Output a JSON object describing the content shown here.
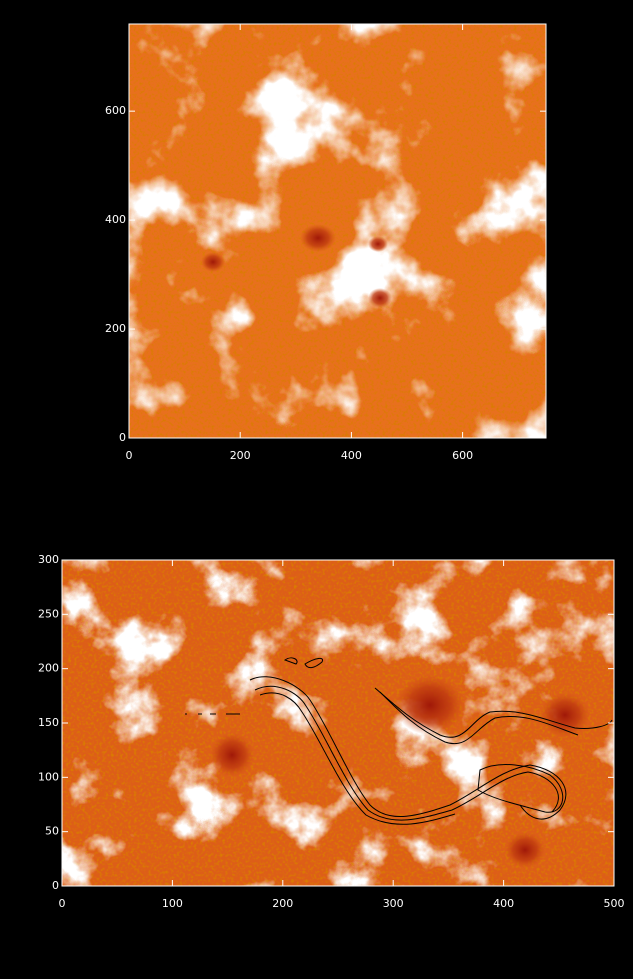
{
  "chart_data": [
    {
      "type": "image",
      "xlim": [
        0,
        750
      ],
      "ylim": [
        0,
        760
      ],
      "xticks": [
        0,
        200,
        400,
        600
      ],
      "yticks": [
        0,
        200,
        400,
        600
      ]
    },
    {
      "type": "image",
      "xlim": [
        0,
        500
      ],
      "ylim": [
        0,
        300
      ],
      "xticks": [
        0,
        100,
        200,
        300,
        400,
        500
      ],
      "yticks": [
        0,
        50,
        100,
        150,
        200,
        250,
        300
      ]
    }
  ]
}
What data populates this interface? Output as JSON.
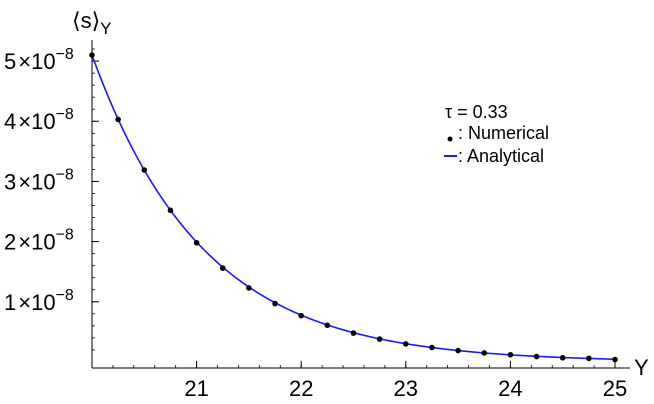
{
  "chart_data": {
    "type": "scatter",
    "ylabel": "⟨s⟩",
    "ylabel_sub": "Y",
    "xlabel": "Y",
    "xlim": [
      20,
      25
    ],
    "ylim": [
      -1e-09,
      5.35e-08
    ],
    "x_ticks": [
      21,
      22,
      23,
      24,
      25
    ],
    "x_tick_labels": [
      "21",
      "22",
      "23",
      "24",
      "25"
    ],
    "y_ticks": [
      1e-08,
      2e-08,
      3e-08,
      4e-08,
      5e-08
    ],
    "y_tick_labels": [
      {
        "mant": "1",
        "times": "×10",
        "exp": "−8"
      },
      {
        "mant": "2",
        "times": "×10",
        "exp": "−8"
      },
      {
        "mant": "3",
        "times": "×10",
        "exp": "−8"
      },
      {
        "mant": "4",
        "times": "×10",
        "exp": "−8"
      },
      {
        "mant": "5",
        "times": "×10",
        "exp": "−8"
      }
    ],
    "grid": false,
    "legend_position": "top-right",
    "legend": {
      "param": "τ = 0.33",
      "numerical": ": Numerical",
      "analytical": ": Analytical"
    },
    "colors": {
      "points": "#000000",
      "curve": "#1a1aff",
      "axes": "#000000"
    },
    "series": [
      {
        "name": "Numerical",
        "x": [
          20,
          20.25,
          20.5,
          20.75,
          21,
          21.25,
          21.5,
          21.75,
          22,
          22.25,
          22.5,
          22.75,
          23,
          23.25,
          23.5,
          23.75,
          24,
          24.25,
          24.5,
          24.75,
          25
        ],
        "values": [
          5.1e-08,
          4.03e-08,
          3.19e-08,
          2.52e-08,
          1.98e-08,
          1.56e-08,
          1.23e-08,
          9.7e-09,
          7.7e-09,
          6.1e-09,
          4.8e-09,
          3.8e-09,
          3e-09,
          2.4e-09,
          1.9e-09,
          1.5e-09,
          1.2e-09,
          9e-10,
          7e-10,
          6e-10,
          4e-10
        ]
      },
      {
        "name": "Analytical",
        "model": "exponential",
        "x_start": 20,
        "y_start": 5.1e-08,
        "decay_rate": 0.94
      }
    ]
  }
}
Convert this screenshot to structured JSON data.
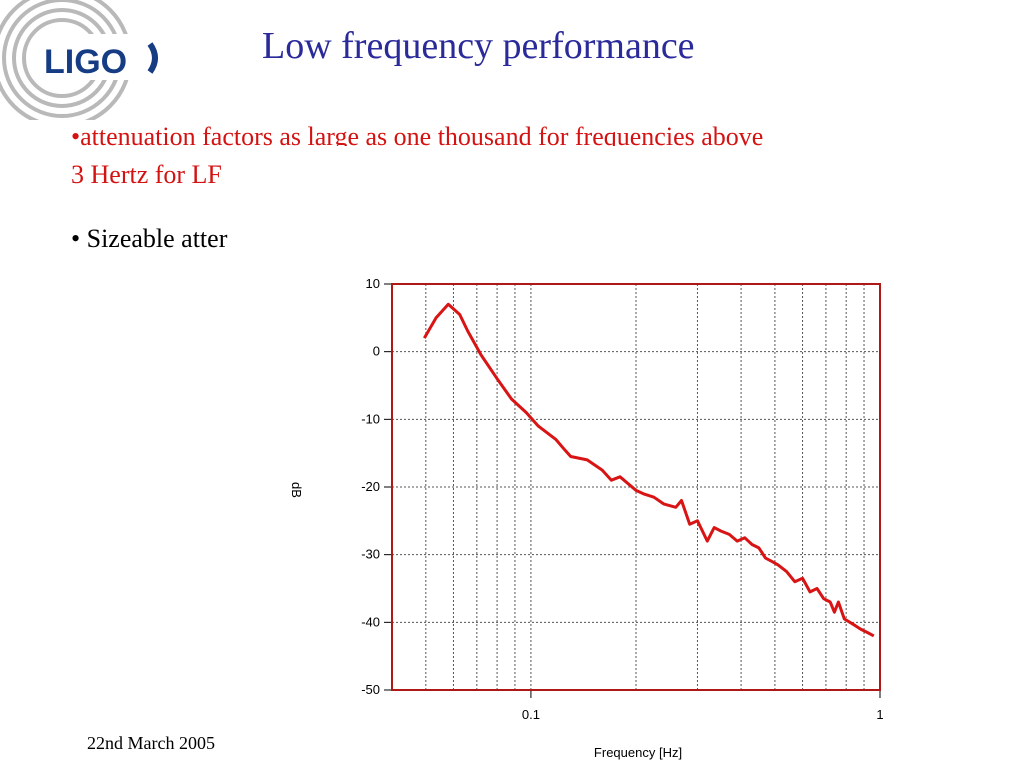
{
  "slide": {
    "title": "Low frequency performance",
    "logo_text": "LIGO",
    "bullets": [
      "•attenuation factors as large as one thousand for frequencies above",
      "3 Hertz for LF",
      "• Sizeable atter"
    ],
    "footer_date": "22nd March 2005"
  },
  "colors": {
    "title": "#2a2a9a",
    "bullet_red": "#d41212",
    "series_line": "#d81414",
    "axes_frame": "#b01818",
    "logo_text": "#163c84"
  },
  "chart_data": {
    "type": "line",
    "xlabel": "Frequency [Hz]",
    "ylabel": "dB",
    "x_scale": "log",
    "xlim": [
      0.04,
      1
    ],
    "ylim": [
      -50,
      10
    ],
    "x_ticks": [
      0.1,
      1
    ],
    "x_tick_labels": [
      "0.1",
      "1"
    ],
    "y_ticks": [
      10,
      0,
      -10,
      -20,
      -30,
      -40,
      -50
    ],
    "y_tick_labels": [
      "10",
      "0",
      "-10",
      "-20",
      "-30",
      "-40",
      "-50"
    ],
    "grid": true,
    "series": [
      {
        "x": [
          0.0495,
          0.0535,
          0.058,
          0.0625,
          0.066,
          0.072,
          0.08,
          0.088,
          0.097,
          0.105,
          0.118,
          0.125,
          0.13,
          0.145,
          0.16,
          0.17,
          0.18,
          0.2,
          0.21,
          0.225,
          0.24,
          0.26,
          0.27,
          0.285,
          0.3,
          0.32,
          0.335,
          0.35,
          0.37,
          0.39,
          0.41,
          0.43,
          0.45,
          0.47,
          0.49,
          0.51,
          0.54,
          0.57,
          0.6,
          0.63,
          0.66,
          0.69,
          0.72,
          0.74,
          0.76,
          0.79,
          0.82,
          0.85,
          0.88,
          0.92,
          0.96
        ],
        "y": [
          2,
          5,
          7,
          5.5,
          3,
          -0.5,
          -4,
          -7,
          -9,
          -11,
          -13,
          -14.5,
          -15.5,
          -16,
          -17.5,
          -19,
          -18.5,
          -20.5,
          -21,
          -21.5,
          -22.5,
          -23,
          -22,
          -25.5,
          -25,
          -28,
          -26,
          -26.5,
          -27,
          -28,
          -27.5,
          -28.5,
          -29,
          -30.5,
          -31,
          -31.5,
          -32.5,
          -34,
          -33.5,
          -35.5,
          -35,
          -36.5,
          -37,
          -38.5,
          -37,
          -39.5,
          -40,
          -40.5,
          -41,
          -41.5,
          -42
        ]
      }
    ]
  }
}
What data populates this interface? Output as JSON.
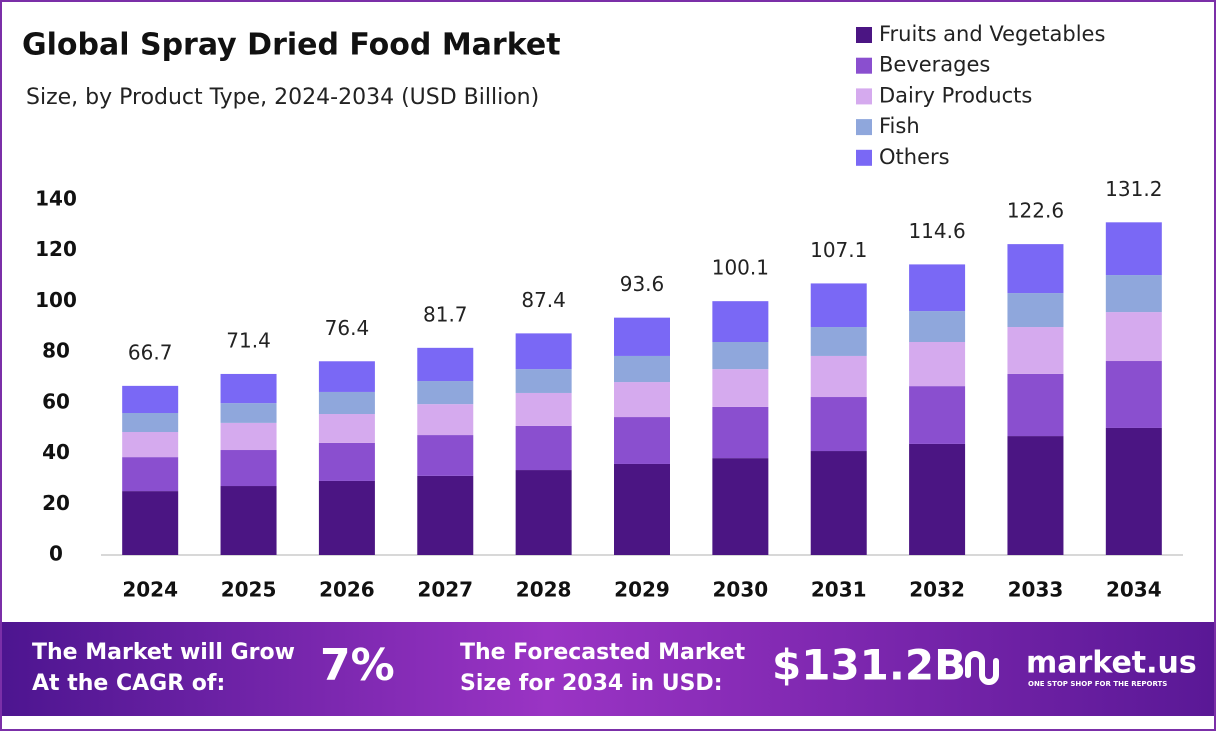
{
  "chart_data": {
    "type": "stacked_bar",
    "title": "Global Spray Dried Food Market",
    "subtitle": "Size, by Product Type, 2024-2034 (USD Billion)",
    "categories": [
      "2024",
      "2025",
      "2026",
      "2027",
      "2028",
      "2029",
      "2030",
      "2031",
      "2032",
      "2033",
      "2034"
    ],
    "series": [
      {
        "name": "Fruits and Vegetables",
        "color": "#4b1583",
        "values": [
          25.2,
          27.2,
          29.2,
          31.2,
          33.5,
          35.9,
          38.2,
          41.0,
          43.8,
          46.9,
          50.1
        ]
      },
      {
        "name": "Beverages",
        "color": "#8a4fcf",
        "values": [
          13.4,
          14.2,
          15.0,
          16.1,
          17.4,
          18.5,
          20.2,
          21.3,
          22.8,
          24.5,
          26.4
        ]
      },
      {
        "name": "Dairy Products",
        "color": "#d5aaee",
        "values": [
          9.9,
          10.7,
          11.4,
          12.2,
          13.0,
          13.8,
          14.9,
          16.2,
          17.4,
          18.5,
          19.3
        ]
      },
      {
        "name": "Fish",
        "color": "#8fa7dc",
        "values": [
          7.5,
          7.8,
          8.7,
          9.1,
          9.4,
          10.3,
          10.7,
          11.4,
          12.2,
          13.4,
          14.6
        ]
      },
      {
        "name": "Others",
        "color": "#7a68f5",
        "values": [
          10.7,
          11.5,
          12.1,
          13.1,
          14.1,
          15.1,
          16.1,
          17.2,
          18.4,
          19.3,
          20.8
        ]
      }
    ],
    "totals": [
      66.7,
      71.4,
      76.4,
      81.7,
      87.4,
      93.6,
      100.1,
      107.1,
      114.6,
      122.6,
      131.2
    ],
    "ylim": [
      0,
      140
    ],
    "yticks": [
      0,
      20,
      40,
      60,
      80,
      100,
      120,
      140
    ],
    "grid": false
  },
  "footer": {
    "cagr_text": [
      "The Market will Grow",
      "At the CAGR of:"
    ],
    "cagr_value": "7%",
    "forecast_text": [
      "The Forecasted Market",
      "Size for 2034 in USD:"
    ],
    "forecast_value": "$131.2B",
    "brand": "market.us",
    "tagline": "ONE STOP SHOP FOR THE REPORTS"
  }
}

Your instructions >> Your copy should match the entries exactly, minus the pictures.

Complete response >>
Output a JSON object describing the content shown here.
{
  "chart_data": [
    {
      "type": "image",
      "xlim": [
        0,
        750
      ],
      "ylim": [
        0,
        760
      ],
      "xticks": [
        0,
        200,
        400,
        600
      ],
      "yticks": [
        0,
        200,
        400,
        600
      ]
    },
    {
      "type": "image",
      "xlim": [
        0,
        500
      ],
      "ylim": [
        0,
        300
      ],
      "xticks": [
        0,
        100,
        200,
        300,
        400,
        500
      ],
      "yticks": [
        0,
        50,
        100,
        150,
        200,
        250,
        300
      ]
    }
  ]
}
What data populates this interface? Output as JSON.
{
  "chart_data": {
    "type": "scatter",
    "ylabel": "⟨s⟩",
    "ylabel_sub": "Y",
    "xlabel": "Y",
    "xlim": [
      20,
      25
    ],
    "ylim": [
      -1e-09,
      5.35e-08
    ],
    "x_ticks": [
      21,
      22,
      23,
      24,
      25
    ],
    "x_tick_labels": [
      "21",
      "22",
      "23",
      "24",
      "25"
    ],
    "y_ticks": [
      1e-08,
      2e-08,
      3e-08,
      4e-08,
      5e-08
    ],
    "y_tick_labels": [
      {
        "mant": "1",
        "times": "×10",
        "exp": "−8"
      },
      {
        "mant": "2",
        "times": "×10",
        "exp": "−8"
      },
      {
        "mant": "3",
        "times": "×10",
        "exp": "−8"
      },
      {
        "mant": "4",
        "times": "×10",
        "exp": "−8"
      },
      {
        "mant": "5",
        "times": "×10",
        "exp": "−8"
      }
    ],
    "grid": false,
    "legend_position": "top-right",
    "legend": {
      "param": "τ = 0.33",
      "numerical": ": Numerical",
      "analytical": ": Analytical"
    },
    "colors": {
      "points": "#000000",
      "curve": "#1a1aff",
      "axes": "#000000"
    },
    "series": [
      {
        "name": "Numerical",
        "x": [
          20,
          20.25,
          20.5,
          20.75,
          21,
          21.25,
          21.5,
          21.75,
          22,
          22.25,
          22.5,
          22.75,
          23,
          23.25,
          23.5,
          23.75,
          24,
          24.25,
          24.5,
          24.75,
          25
        ],
        "values": [
          5.1e-08,
          4.03e-08,
          3.19e-08,
          2.52e-08,
          1.98e-08,
          1.56e-08,
          1.23e-08,
          9.7e-09,
          7.7e-09,
          6.1e-09,
          4.8e-09,
          3.8e-09,
          3e-09,
          2.4e-09,
          1.9e-09,
          1.5e-09,
          1.2e-09,
          9e-10,
          7e-10,
          6e-10,
          4e-10
        ]
      },
      {
        "name": "Analytical",
        "model": "exponential",
        "x_start": 20,
        "y_start": 5.1e-08,
        "decay_rate": 0.94
      }
    ]
  }
}
Convert this screenshot to structured JSON data.
{
  "slide": {
    "title": "Low frequency performance",
    "logo_text": "LIGO",
    "bullets": [
      "•attenuation factors as large as one thousand for frequencies above",
      "3 Hertz for LF",
      "• Sizeable atter"
    ],
    "footer_date": "22nd March 2005"
  },
  "colors": {
    "title": "#2a2a9a",
    "bullet_red": "#d41212",
    "series_line": "#d81414",
    "axes_frame": "#b01818",
    "logo_text": "#163c84"
  },
  "chart_data": {
    "type": "line",
    "xlabel": "Frequency [Hz]",
    "ylabel": "dB",
    "x_scale": "log",
    "xlim": [
      0.04,
      1
    ],
    "ylim": [
      -50,
      10
    ],
    "x_ticks": [
      0.1,
      1
    ],
    "x_tick_labels": [
      "0.1",
      "1"
    ],
    "y_ticks": [
      10,
      0,
      -10,
      -20,
      -30,
      -40,
      -50
    ],
    "y_tick_labels": [
      "10",
      "0",
      "-10",
      "-20",
      "-30",
      "-40",
      "-50"
    ],
    "grid": true,
    "series": [
      {
        "x": [
          0.0495,
          0.0535,
          0.058,
          0.0625,
          0.066,
          0.072,
          0.08,
          0.088,
          0.097,
          0.105,
          0.118,
          0.125,
          0.13,
          0.145,
          0.16,
          0.17,
          0.18,
          0.2,
          0.21,
          0.225,
          0.24,
          0.26,
          0.27,
          0.285,
          0.3,
          0.32,
          0.335,
          0.35,
          0.37,
          0.39,
          0.41,
          0.43,
          0.45,
          0.47,
          0.49,
          0.51,
          0.54,
          0.57,
          0.6,
          0.63,
          0.66,
          0.69,
          0.72,
          0.74,
          0.76,
          0.79,
          0.82,
          0.85,
          0.88,
          0.92,
          0.96
        ],
        "y": [
          2,
          5,
          7,
          5.5,
          3,
          -0.5,
          -4,
          -7,
          -9,
          -11,
          -13,
          -14.5,
          -15.5,
          -16,
          -17.5,
          -19,
          -18.5,
          -20.5,
          -21,
          -21.5,
          -22.5,
          -23,
          -22,
          -25.5,
          -25,
          -28,
          -26,
          -26.5,
          -27,
          -28,
          -27.5,
          -28.5,
          -29,
          -30.5,
          -31,
          -31.5,
          -32.5,
          -34,
          -33.5,
          -35.5,
          -35,
          -36.5,
          -37,
          -38.5,
          -37,
          -39.5,
          -40,
          -40.5,
          -41,
          -41.5,
          -42
        ]
      }
    ]
  }
}
What data populates this interface? Output as JSON.
{
  "chart_data": {
    "type": "stacked_bar",
    "title": "Global Spray Dried Food Market",
    "subtitle": "Size, by Product Type, 2024-2034 (USD Billion)",
    "categories": [
      "2024",
      "2025",
      "2026",
      "2027",
      "2028",
      "2029",
      "2030",
      "2031",
      "2032",
      "2033",
      "2034"
    ],
    "series": [
      {
        "name": "Fruits and Vegetables",
        "color": "#4b1583",
        "values": [
          25.2,
          27.2,
          29.2,
          31.2,
          33.5,
          35.9,
          38.2,
          41.0,
          43.8,
          46.9,
          50.1
        ]
      },
      {
        "name": "Beverages",
        "color": "#8a4fcf",
        "values": [
          13.4,
          14.2,
          15.0,
          16.1,
          17.4,
          18.5,
          20.2,
          21.3,
          22.8,
          24.5,
          26.4
        ]
      },
      {
        "name": "Dairy Products",
        "color": "#d5aaee",
        "values": [
          9.9,
          10.7,
          11.4,
          12.2,
          13.0,
          13.8,
          14.9,
          16.2,
          17.4,
          18.5,
          19.3
        ]
      },
      {
        "name": "Fish",
        "color": "#8fa7dc",
        "values": [
          7.5,
          7.8,
          8.7,
          9.1,
          9.4,
          10.3,
          10.7,
          11.4,
          12.2,
          13.4,
          14.6
        ]
      },
      {
        "name": "Others",
        "color": "#7a68f5",
        "values": [
          10.7,
          11.5,
          12.1,
          13.1,
          14.1,
          15.1,
          16.1,
          17.2,
          18.4,
          19.3,
          20.8
        ]
      }
    ],
    "totals": [
      66.7,
      71.4,
      76.4,
      81.7,
      87.4,
      93.6,
      100.1,
      107.1,
      114.6,
      122.6,
      131.2
    ],
    "ylim": [
      0,
      140
    ],
    "yticks": [
      0,
      20,
      40,
      60,
      80,
      100,
      120,
      140
    ],
    "grid": false
  },
  "footer": {
    "cagr_text": [
      "The Market will Grow",
      "At the CAGR of:"
    ],
    "cagr_value": "7%",
    "forecast_text": [
      "The Forecasted Market",
      "Size for 2034 in USD:"
    ],
    "forecast_value": "$131.2B",
    "brand": "market.us",
    "tagline": "ONE STOP SHOP FOR THE REPORTS"
  }
}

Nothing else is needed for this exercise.